# Objectives
1. In the text on synchronization and memory models, how does C++ declare variables that may be accessed and modified concurrently?
2. Extend the text on synchronization and memory models by writing what comes after its final sentence.

# Text
+ + +

By forcing users to explicitly specify synchronizations in the code, the
hope is to reduce confusion and maintenance costs. It is hard to debug
codes where synchronization happens by invisible magic.
> I am actually hoping that hardware implementations gradually favor the C
> ++/Java approach even more, since hardware architects finally have a
> reasonably well-defined language-level model that they can target, and
> that is likely to cover most of the market. If that happens, that would
> be another reason for consistency among the language standards.
Hardware vendors have had the MPI, coarray, and UPC models for several
years, and some have improved their hardware to optimize for these
cases. We hope that trend continues.
> 4) I'm not sure what, if anything, volatile means with respect to
> concurrent access by multiple images. The C++ answer is that it has
> nothing to do with threads. Variables that may be accessed and modified
> concurrently are dedlared as "atomic" variables, not "volatile". There
> are very good reasons for that having to do with incompatibility with
> existing uses of "volatile". But Java uses "volatile" for what became
> "atomic" in C++.

+ + +

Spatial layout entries
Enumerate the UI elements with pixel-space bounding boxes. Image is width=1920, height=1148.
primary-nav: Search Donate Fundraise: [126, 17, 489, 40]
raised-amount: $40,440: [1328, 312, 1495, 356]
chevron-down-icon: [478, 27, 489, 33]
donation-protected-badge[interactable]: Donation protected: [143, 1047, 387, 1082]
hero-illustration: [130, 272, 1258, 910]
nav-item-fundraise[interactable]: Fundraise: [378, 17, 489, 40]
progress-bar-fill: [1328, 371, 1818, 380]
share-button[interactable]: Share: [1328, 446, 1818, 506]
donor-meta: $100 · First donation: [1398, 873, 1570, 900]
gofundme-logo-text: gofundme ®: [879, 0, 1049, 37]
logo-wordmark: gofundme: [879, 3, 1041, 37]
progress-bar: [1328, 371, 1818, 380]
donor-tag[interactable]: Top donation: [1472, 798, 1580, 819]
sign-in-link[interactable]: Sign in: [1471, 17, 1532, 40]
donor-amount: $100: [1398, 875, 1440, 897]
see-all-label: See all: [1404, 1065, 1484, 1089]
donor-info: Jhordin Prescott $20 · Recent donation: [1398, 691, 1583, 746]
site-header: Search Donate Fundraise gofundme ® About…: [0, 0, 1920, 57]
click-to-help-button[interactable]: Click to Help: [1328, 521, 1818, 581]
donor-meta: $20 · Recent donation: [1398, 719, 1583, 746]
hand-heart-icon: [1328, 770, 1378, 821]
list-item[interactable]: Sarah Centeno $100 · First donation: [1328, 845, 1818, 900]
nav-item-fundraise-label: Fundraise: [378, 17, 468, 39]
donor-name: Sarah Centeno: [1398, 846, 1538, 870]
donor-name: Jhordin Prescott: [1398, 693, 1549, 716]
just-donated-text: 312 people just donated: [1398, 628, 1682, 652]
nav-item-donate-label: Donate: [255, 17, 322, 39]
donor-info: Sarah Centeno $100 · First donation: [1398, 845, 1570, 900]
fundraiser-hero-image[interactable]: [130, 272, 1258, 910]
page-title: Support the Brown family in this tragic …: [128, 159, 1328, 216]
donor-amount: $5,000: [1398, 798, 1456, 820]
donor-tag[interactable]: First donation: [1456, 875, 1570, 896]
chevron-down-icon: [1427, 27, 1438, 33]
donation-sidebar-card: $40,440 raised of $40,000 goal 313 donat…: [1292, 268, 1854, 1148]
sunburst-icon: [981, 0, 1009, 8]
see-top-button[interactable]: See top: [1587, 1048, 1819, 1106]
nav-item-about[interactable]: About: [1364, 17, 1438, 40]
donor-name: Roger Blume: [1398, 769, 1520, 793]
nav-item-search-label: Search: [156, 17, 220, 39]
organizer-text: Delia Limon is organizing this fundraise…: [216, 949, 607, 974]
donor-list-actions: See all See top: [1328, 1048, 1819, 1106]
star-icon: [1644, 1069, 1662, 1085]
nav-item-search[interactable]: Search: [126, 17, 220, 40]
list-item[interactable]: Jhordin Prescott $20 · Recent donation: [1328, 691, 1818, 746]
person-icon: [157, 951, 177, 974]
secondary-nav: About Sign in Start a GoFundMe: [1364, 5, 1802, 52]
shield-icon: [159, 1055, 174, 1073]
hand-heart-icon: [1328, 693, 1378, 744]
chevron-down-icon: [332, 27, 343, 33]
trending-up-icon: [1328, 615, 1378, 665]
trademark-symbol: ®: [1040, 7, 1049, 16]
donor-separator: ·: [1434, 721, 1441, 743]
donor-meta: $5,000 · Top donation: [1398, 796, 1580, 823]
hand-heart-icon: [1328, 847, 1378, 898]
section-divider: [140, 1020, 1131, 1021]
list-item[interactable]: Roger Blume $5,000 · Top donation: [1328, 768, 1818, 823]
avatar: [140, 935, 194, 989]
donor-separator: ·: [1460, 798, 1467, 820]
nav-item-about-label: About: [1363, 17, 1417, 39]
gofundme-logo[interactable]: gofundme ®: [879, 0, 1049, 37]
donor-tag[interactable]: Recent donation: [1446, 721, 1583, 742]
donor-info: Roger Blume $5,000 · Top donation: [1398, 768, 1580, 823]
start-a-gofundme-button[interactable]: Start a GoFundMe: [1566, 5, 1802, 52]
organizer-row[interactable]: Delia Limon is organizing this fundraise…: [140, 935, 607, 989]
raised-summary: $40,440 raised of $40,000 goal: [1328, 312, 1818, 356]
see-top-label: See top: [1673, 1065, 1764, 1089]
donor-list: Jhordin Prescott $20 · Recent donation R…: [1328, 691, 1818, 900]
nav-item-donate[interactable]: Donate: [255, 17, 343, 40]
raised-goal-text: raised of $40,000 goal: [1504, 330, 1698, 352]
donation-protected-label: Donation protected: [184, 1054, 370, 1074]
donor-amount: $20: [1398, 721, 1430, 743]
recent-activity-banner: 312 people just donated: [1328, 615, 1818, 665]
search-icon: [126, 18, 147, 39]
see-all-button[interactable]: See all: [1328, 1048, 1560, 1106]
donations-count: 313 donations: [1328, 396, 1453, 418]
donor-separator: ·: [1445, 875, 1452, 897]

+ + +

# Answer set
1. As "atomic" variables, not "volatile".

2.
Volatile variables in Fortran still come under the usual ordering
rules. Volatile is intended for references and definitions of local
variables (which is backward compatible with the previous standard).
Unsynchronized references or definitions of variables on a different
image require the use of the atomic intrinsics.
> In all cases, I'd be happy to send pointers to further
> analysis/discussion. We have been spending a lot of time on these and
> related issues. There is an overview of the C++0x memory model and some
> of the issue underlying it in the PLDI 08 proceedings.
Thanks for your interest. To date we have mainly focused on
coexistence with UPC, as that is an established and implemented
language. Coexistence with other variants of C is a high priority for
many Fortran users, and hence also of significant interest for the
Fortran standards committee.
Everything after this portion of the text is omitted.